──────── Data extract ────────

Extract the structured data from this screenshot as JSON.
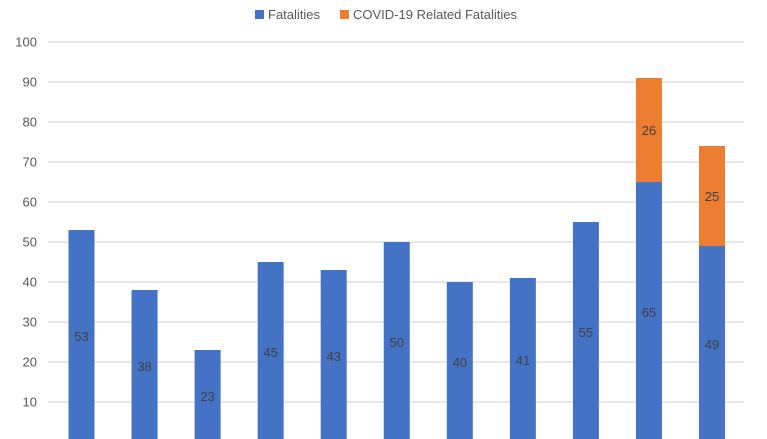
{
  "chart_data": {
    "type": "bar",
    "stacked": true,
    "title": "",
    "xlabel": "",
    "ylabel": "",
    "categories": [
      "",
      "",
      "",
      "",
      "",
      "",
      "",
      "",
      "",
      "",
      ""
    ],
    "ylim": [
      0,
      100
    ],
    "yticks": [
      10,
      20,
      30,
      40,
      50,
      60,
      70,
      80,
      90,
      100
    ],
    "grid": true,
    "legend_position": "top",
    "series": [
      {
        "name": "Fatalities",
        "color": "#4472C4",
        "values": [
          53,
          38,
          23,
          45,
          43,
          50,
          40,
          41,
          55,
          65,
          49
        ],
        "labels": [
          "53",
          "38",
          "23",
          "45",
          "43",
          "50",
          "40",
          "41",
          "55",
          "65",
          "49"
        ]
      },
      {
        "name": "COVID-19 Related Fatalities",
        "color": "#ED7D31",
        "values": [
          0,
          0,
          0,
          0,
          0,
          0,
          0,
          0,
          0,
          26,
          25
        ],
        "labels": [
          "",
          "",
          "",
          "",
          "",
          "",
          "",
          "",
          "",
          "26",
          "25"
        ]
      }
    ]
  }
}
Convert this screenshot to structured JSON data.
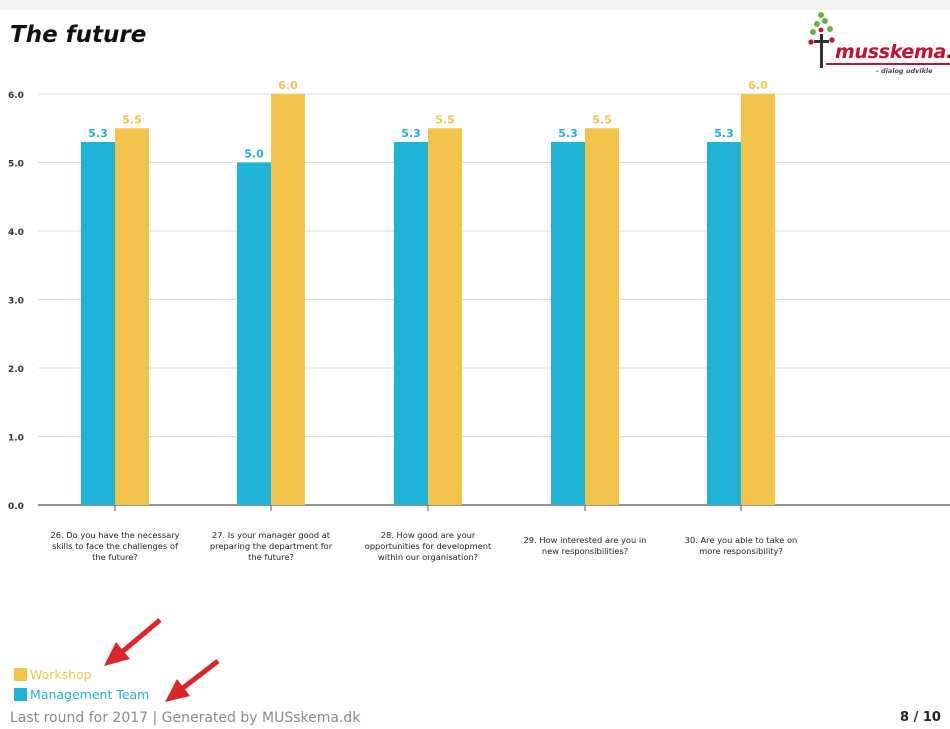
{
  "page": {
    "title": "The future",
    "footer": "Last round for 2017 | Generated by MUSskema.dk",
    "page_number": "8 / 10"
  },
  "logo": {
    "brand": "musskema.dk",
    "tagline": "- dialog udvikle"
  },
  "legend": [
    {
      "label": "Workshop",
      "color": "#f2c44b"
    },
    {
      "label": "Management Team",
      "color": "#1fb3d6"
    }
  ],
  "annotations": {
    "arrow_color": "#d9262b"
  },
  "chart_data": {
    "type": "bar",
    "title": "",
    "xlabel": "",
    "ylabel": "",
    "ylim": [
      0,
      6
    ],
    "y_ticks": [
      "0.0",
      "1.0",
      "2.0",
      "3.0",
      "4.0",
      "5.0",
      "6.0"
    ],
    "grid": true,
    "categories": [
      [
        "26. Do you have the necessary",
        "skills to face the challenges of",
        "the future?"
      ],
      [
        "27. Is your manager good at",
        "preparing the department for",
        "the future?"
      ],
      [
        "28. How good are your",
        "opportunities for development",
        "within our organisation?"
      ],
      [
        "29. How interested are you in",
        "new responsibilities?"
      ],
      [
        "30. Are you able to take on",
        "more responsibility?"
      ]
    ],
    "series": [
      {
        "name": "Management Team",
        "color": "#1fb3d6",
        "values": [
          5.3,
          5.0,
          5.3,
          5.3,
          5.3
        ],
        "labels": [
          "5.3",
          "5.0",
          "5.3",
          "5.3",
          "5.3"
        ]
      },
      {
        "name": "Workshop",
        "color": "#f2c44b",
        "values": [
          5.5,
          6.0,
          5.5,
          5.5,
          6.0
        ],
        "labels": [
          "5.5",
          "6.0",
          "5.5",
          "5.5",
          "6.0"
        ]
      }
    ]
  }
}
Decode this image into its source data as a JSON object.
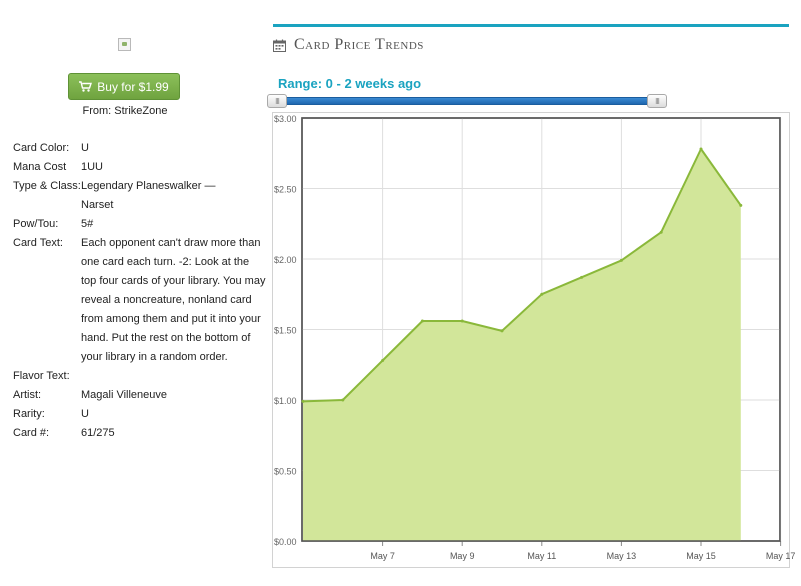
{
  "purchase": {
    "buy_label": "Buy for $1.99",
    "from_label": "From: StrikeZone"
  },
  "card": {
    "fields": [
      {
        "key": "Card Color:",
        "value": "U"
      },
      {
        "key": "Mana Cost",
        "value": "1UU"
      },
      {
        "key": "Type & Class:",
        "value": "Legendary Planeswalker — Narset"
      },
      {
        "key": "Pow/Tou:",
        "value": "5#"
      },
      {
        "key": "Card Text:",
        "value": "Each opponent can't draw more than one card each turn. -2: Look at the top four cards of your library. You may reveal a noncreature, nonland card from among them and put it into your hand. Put the rest on the bottom of your library in a random order."
      },
      {
        "key": "Flavor Text:",
        "value": ""
      },
      {
        "key": "Artist:",
        "value": "Magali Villeneuve"
      },
      {
        "key": "Rarity:",
        "value": "U"
      },
      {
        "key": "Card #:",
        "value": "61/275"
      }
    ]
  },
  "panel": {
    "title": "Card Price Trends",
    "range_label": "Range: 0 - 2 weeks ago",
    "slider_left_grip": "III",
    "slider_right_grip": "III",
    "accent_color": "#1aa3c0"
  },
  "chart_data": {
    "type": "area",
    "x": [
      "May 5",
      "May 6",
      "May 7",
      "May 8",
      "May 9",
      "May 10",
      "May 11",
      "May 12",
      "May 13",
      "May 14",
      "May 15",
      "May 16"
    ],
    "values": [
      0.99,
      1.0,
      1.28,
      1.56,
      1.56,
      1.49,
      1.75,
      1.87,
      1.99,
      2.19,
      2.78,
      2.38
    ],
    "x_ticks": [
      "May 7",
      "May 9",
      "May 11",
      "May 13",
      "May 15",
      "May 17"
    ],
    "y_ticks": [
      "$0.00",
      "$0.50",
      "$1.00",
      "$1.50",
      "$2.00",
      "$2.50",
      "$3.00"
    ],
    "ylim": [
      0,
      3
    ],
    "grid": true,
    "fill_color": "#d2e69a",
    "line_color": "#8ab83a"
  }
}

────────

**Given exercise:** Images must not appear in the copy; reproduce everything else in the records verbatim.

**Output below:**
Extract the structured data from this screenshot as JSON.
{
  "chart_data": {
    "type": "bar",
    "stacked": true,
    "title": "",
    "xlabel": "",
    "ylabel": "",
    "categories": [
      "",
      "",
      "",
      "",
      "",
      "",
      "",
      "",
      "",
      "",
      ""
    ],
    "ylim": [
      0,
      100
    ],
    "yticks": [
      10,
      20,
      30,
      40,
      50,
      60,
      70,
      80,
      90,
      100
    ],
    "grid": true,
    "legend_position": "top",
    "series": [
      {
        "name": "Fatalities",
        "color": "#4472C4",
        "values": [
          53,
          38,
          23,
          45,
          43,
          50,
          40,
          41,
          55,
          65,
          49
        ],
        "labels": [
          "53",
          "38",
          "23",
          "45",
          "43",
          "50",
          "40",
          "41",
          "55",
          "65",
          "49"
        ]
      },
      {
        "name": "COVID-19 Related Fatalities",
        "color": "#ED7D31",
        "values": [
          0,
          0,
          0,
          0,
          0,
          0,
          0,
          0,
          0,
          26,
          25
        ],
        "labels": [
          "",
          "",
          "",
          "",
          "",
          "",
          "",
          "",
          "",
          "26",
          "25"
        ]
      }
    ]
  }
}
Convert this screenshot to structured JSON data.
{
  "page": {
    "title": "The future",
    "footer": "Last round for 2017 | Generated by MUSskema.dk",
    "page_number": "8 / 10"
  },
  "logo": {
    "brand": "musskema.dk",
    "tagline": "- dialog udvikle"
  },
  "legend": [
    {
      "label": "Workshop",
      "color": "#f2c44b"
    },
    {
      "label": "Management Team",
      "color": "#1fb3d6"
    }
  ],
  "annotations": {
    "arrow_color": "#d9262b"
  },
  "chart_data": {
    "type": "bar",
    "title": "",
    "xlabel": "",
    "ylabel": "",
    "ylim": [
      0,
      6
    ],
    "y_ticks": [
      "0.0",
      "1.0",
      "2.0",
      "3.0",
      "4.0",
      "5.0",
      "6.0"
    ],
    "grid": true,
    "categories": [
      [
        "26. Do you have the necessary",
        "skills to face the challenges of",
        "the future?"
      ],
      [
        "27. Is your manager good at",
        "preparing the department for",
        "the future?"
      ],
      [
        "28. How good are your",
        "opportunities for development",
        "within our organisation?"
      ],
      [
        "29. How interested are you in",
        "new responsibilities?"
      ],
      [
        "30. Are you able to take on",
        "more responsibility?"
      ]
    ],
    "series": [
      {
        "name": "Management Team",
        "color": "#1fb3d6",
        "values": [
          5.3,
          5.0,
          5.3,
          5.3,
          5.3
        ],
        "labels": [
          "5.3",
          "5.0",
          "5.3",
          "5.3",
          "5.3"
        ]
      },
      {
        "name": "Workshop",
        "color": "#f2c44b",
        "values": [
          5.5,
          6.0,
          5.5,
          5.5,
          6.0
        ],
        "labels": [
          "5.5",
          "6.0",
          "5.5",
          "5.5",
          "6.0"
        ]
      }
    ]
  }
}
Decode this image into its source data as a JSON object.
{
  "purchase": {
    "buy_label": "Buy for $1.99",
    "from_label": "From: StrikeZone"
  },
  "card": {
    "fields": [
      {
        "key": "Card Color:",
        "value": "U"
      },
      {
        "key": "Mana Cost",
        "value": "1UU"
      },
      {
        "key": "Type & Class:",
        "value": "Legendary Planeswalker — Narset"
      },
      {
        "key": "Pow/Tou:",
        "value": "5#"
      },
      {
        "key": "Card Text:",
        "value": "Each opponent can't draw more than one card each turn. -2: Look at the top four cards of your library. You may reveal a noncreature, nonland card from among them and put it into your hand. Put the rest on the bottom of your library in a random order."
      },
      {
        "key": "Flavor Text:",
        "value": ""
      },
      {
        "key": "Artist:",
        "value": "Magali Villeneuve"
      },
      {
        "key": "Rarity:",
        "value": "U"
      },
      {
        "key": "Card #:",
        "value": "61/275"
      }
    ]
  },
  "panel": {
    "title": "Card Price Trends",
    "range_label": "Range: 0 - 2 weeks ago",
    "slider_left_grip": "III",
    "slider_right_grip": "III",
    "accent_color": "#1aa3c0"
  },
  "chart_data": {
    "type": "area",
    "x": [
      "May 5",
      "May 6",
      "May 7",
      "May 8",
      "May 9",
      "May 10",
      "May 11",
      "May 12",
      "May 13",
      "May 14",
      "May 15",
      "May 16"
    ],
    "values": [
      0.99,
      1.0,
      1.28,
      1.56,
      1.56,
      1.49,
      1.75,
      1.87,
      1.99,
      2.19,
      2.78,
      2.38
    ],
    "x_ticks": [
      "May 7",
      "May 9",
      "May 11",
      "May 13",
      "May 15",
      "May 17"
    ],
    "y_ticks": [
      "$0.00",
      "$0.50",
      "$1.00",
      "$1.50",
      "$2.00",
      "$2.50",
      "$3.00"
    ],
    "ylim": [
      0,
      3
    ],
    "grid": true,
    "fill_color": "#d2e69a",
    "line_color": "#8ab83a"
  }
}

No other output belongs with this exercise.